Start of ROWS

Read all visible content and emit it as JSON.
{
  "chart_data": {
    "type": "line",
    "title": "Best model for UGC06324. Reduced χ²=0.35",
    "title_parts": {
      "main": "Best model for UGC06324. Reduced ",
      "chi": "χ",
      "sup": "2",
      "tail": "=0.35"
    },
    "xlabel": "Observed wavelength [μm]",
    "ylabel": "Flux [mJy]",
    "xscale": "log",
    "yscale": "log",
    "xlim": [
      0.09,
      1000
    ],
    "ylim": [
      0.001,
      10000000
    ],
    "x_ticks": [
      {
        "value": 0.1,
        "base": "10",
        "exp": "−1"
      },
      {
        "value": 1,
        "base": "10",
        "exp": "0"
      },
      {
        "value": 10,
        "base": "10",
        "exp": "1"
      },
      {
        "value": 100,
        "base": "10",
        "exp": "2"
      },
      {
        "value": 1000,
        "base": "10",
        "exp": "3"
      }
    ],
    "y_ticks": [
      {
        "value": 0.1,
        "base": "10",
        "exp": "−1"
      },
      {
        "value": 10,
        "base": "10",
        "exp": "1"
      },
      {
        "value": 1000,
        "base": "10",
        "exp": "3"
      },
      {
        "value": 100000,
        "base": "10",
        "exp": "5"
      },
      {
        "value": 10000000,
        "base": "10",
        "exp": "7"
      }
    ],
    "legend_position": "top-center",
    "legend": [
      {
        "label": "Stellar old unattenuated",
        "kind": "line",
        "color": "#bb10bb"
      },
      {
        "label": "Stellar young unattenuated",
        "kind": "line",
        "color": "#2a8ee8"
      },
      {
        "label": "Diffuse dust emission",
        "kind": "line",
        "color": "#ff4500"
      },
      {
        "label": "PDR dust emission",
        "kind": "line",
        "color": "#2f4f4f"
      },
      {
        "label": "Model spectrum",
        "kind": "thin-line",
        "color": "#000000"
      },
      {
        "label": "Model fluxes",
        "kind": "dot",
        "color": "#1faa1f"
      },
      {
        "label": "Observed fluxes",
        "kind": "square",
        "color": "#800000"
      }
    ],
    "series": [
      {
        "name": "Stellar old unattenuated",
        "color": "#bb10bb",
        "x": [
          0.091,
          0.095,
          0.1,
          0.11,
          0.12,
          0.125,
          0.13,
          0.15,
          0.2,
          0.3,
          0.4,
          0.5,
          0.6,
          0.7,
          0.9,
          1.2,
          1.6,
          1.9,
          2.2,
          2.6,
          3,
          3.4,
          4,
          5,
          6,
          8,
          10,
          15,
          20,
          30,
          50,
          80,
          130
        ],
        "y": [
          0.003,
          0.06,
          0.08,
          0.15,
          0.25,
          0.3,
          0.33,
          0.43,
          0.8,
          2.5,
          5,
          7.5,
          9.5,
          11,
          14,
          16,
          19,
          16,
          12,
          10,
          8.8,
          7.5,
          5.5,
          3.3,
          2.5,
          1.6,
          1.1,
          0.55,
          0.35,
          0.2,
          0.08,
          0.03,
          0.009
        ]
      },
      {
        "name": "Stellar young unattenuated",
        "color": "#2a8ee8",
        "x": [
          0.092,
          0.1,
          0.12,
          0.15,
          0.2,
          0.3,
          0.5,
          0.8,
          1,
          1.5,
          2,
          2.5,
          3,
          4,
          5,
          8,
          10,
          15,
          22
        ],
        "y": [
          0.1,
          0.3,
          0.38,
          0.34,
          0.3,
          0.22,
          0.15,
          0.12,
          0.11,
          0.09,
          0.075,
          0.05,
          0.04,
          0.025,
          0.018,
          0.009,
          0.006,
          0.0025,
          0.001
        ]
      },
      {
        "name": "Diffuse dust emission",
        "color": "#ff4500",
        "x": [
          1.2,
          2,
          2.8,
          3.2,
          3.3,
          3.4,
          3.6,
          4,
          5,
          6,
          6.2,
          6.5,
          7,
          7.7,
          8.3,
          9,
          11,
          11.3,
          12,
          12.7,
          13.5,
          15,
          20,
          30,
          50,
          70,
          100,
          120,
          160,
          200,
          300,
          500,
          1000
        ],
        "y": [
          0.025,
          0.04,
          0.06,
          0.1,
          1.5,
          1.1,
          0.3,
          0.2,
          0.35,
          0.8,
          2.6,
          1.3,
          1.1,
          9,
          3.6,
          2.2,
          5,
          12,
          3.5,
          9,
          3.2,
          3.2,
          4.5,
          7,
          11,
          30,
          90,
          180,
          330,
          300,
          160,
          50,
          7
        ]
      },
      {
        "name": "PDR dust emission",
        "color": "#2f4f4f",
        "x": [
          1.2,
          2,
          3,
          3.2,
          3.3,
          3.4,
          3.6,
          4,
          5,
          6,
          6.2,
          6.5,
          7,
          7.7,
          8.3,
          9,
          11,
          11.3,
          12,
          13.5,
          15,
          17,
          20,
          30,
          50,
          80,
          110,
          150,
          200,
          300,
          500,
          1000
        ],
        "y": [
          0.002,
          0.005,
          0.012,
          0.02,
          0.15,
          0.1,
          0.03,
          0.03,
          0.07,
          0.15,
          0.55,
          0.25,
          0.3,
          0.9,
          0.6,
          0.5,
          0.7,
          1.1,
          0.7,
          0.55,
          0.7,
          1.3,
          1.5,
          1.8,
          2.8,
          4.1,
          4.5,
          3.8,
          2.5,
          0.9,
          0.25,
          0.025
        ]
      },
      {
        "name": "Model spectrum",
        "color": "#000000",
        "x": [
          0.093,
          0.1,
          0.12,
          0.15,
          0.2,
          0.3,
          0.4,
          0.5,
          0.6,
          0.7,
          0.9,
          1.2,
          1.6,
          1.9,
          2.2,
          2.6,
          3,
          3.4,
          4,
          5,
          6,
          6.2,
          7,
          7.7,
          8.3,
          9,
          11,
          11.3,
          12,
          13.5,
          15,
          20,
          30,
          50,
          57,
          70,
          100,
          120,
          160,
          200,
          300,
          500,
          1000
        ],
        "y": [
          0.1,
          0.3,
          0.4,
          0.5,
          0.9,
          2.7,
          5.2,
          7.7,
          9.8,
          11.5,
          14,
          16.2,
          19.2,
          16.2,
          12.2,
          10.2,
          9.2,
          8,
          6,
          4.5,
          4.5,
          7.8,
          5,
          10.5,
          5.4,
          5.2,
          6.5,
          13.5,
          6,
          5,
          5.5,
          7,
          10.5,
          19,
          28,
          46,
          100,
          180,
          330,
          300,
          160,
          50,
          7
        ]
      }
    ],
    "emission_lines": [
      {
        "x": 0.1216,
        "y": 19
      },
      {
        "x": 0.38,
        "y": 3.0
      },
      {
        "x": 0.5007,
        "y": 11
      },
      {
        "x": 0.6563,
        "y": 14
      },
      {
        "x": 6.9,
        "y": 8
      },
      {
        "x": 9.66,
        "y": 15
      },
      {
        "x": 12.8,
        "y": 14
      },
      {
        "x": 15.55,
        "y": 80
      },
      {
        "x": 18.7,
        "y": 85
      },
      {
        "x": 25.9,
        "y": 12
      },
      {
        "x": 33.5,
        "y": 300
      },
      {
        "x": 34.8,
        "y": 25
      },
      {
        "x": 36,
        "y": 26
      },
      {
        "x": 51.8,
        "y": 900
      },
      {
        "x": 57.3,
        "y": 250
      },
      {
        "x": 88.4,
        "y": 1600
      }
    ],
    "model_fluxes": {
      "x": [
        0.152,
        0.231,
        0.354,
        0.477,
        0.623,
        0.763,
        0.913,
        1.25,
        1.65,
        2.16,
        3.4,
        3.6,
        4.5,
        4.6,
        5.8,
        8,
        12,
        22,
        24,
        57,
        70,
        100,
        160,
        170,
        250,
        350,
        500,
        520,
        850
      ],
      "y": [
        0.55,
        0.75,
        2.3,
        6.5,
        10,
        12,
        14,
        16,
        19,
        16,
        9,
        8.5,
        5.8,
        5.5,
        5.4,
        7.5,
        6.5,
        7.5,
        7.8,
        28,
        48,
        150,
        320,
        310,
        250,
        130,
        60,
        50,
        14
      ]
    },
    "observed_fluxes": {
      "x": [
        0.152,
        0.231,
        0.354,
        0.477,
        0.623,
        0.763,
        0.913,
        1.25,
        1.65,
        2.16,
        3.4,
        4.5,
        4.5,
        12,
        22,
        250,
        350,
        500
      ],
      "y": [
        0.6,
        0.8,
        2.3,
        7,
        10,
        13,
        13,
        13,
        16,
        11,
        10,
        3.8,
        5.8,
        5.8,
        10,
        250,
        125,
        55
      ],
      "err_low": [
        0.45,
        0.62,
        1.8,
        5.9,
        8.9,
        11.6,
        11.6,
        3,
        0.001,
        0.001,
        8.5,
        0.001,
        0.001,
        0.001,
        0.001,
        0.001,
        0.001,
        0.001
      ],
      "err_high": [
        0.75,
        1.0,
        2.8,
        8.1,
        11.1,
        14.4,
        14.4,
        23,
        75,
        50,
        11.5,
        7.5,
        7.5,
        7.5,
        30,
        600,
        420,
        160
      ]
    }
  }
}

End of ROWS

Pick out the lines containing the string "young".

        "label": "Stellar young unattenuated",
        "name": "Stellar young unattenuated",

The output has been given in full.